The first whistleblower, John Barnett, did his whistleblowing back in 2017. The legal proceedings he was in before he died were related to a defamation case against Boeing, who "he claimed deliberately hurt his career and reputation because of allegations he’d made of grave safety breaches on the aircraft company’s production line."
He was suffering from PTSD and Anxiety Attacks from the length of the case, which shows the unjust levels of stress you get form being a whistleblower, but which also are not surprising comorbidities from suicide. Add to the fact that his wife had died a little over a year before, and it's a lot less suspicious that he would kill himself.
He did not tell his family "If I die, it wasn't suicide". The alleged witness was a friend of his mom who claimed he said it. That's not something we should treat as solid evidence.
The second whistleblower, Joshua Dean, got the Flu, then pneumonia from the Flu, then got MRSA in the hospital. These are very common diseases that also have C-grade death rates: Only ~30% of patients die of it, so it hardly makes sense as an assassination weapon.
Boeing has 32 whistleblower complaints, which is shocking but if they're going around killing whistleblowers they sure seem to be behind the fucking curve on it.
In both cases these deaths came long after the initial complaints, such that killing them doesn't get rid of the complaints, and given the 32 other cases it sure doesn't seem like they're trying to scare off new ones.

============================================================

Work item A:
In the comment on the Boeing whistleblower deaths, translate the sentence "That's not something we should treat as solid evidence." into Spanish.
Work item B:
Carry on with the comment on the Boeing whistleblower deaths, picking up after its final sentence.

Supplied records:
============================================================

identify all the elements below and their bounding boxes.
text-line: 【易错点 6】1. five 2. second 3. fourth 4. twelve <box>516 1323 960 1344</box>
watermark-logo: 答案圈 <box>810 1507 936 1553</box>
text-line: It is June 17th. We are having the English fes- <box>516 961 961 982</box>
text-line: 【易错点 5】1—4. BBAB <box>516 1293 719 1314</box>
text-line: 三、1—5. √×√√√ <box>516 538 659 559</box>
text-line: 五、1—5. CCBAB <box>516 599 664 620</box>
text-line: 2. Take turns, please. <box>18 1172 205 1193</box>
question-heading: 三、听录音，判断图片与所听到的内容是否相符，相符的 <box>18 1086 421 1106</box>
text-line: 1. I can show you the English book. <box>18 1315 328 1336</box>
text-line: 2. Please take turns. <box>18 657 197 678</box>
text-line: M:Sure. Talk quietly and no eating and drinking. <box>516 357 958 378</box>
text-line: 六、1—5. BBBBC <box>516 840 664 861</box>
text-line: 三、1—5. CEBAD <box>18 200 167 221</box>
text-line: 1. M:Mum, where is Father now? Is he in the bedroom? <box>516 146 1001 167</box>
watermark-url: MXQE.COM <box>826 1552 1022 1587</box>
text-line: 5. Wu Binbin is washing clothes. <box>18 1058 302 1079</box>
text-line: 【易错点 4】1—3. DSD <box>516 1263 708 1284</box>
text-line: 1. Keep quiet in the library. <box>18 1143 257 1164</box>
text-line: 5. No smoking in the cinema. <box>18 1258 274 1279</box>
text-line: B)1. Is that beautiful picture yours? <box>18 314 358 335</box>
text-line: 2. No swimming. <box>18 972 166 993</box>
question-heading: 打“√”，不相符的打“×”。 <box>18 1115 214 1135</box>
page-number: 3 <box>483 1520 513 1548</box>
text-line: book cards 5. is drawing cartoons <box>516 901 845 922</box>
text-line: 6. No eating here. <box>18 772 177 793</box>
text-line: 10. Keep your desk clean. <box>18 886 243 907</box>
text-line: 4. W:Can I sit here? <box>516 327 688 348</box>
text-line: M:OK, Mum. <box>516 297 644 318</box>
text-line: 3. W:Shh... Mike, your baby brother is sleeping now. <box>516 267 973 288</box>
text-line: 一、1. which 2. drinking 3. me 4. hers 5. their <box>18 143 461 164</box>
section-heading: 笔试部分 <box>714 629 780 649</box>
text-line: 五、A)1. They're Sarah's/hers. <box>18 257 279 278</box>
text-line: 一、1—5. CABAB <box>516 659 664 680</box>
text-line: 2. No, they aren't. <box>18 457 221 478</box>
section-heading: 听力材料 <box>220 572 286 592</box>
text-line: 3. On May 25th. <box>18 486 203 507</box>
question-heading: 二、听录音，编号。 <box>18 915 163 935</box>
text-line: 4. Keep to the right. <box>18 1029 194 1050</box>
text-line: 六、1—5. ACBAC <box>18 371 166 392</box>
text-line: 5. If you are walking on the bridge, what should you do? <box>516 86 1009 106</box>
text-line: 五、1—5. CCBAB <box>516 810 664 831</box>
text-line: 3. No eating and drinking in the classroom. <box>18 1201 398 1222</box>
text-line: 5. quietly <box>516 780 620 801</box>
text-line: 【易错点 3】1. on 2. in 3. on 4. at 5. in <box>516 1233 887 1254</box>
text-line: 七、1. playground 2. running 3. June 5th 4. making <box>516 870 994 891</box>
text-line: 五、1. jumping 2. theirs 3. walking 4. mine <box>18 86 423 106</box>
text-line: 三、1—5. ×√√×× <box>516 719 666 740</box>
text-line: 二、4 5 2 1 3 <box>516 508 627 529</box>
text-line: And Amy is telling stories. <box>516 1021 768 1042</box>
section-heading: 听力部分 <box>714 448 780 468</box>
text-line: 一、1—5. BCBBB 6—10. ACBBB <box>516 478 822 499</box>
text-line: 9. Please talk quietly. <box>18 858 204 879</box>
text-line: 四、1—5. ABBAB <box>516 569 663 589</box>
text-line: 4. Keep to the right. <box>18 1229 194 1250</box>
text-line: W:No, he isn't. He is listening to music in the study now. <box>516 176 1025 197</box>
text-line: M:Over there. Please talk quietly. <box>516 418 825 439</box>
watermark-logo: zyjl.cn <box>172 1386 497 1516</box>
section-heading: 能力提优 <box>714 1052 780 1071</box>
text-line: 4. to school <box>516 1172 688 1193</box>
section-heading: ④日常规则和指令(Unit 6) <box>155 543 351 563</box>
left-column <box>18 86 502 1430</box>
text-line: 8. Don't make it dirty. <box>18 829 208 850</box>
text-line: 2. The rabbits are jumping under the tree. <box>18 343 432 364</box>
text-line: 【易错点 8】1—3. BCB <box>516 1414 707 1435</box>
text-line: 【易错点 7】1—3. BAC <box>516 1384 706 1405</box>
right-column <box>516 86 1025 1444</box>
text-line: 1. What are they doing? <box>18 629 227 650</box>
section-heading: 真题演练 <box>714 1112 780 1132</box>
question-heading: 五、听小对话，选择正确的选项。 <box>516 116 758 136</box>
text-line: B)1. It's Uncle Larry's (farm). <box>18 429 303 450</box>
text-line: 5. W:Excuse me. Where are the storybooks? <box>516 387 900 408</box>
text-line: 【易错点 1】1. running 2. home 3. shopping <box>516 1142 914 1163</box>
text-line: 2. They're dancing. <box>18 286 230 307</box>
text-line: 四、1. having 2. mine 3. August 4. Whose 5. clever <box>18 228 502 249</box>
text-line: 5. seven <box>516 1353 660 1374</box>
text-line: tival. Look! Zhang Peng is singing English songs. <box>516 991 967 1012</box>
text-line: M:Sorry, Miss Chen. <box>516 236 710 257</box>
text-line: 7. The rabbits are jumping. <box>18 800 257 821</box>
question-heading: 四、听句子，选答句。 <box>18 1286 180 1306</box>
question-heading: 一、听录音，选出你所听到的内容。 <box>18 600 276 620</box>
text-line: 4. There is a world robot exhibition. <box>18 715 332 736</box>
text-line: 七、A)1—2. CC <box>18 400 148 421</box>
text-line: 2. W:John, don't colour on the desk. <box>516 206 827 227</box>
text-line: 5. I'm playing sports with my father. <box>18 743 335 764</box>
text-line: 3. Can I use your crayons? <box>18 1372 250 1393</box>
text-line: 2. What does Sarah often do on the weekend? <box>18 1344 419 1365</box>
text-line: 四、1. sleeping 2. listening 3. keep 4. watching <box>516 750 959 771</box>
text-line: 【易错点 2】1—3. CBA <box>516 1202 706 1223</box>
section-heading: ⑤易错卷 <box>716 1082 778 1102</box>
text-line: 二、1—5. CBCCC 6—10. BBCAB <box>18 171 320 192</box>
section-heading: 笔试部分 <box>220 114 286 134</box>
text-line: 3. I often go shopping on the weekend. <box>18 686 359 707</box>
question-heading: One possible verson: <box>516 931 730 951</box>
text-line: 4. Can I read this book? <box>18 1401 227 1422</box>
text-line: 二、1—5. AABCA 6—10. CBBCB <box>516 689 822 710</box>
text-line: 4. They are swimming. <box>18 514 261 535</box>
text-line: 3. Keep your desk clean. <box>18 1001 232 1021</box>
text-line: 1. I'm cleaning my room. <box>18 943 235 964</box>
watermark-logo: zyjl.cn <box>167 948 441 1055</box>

============================================================

Written answer A:
Eso no es algo que debamos tratar como una prueba sólida.

Written answer B:
And beyond that, killing off whistleblowers is a strategy that only makes sense if you think of Boeing as a single organism and not an abstraction made of thousands of people. Yes, it's theoretically better for Boeing's bottom line if whistleblowers die, but the executives responsible for the fuck-ups these whistleblowers are pointing out? Won't go to jail for them. They will go to jail if they're caught hiring an assassin, something they would have zero practice doing and would be highly likely to fuck up like they did the company if they tried, and that risk isn't worth a little extra bonus on your stock options or whatever.
I really do not want this "Boeing killed the whistleblowers OMG" shit to stick around because it's blatantly unsupported and it will scare off future whistleblowers if this becomes common bullshit wisdom.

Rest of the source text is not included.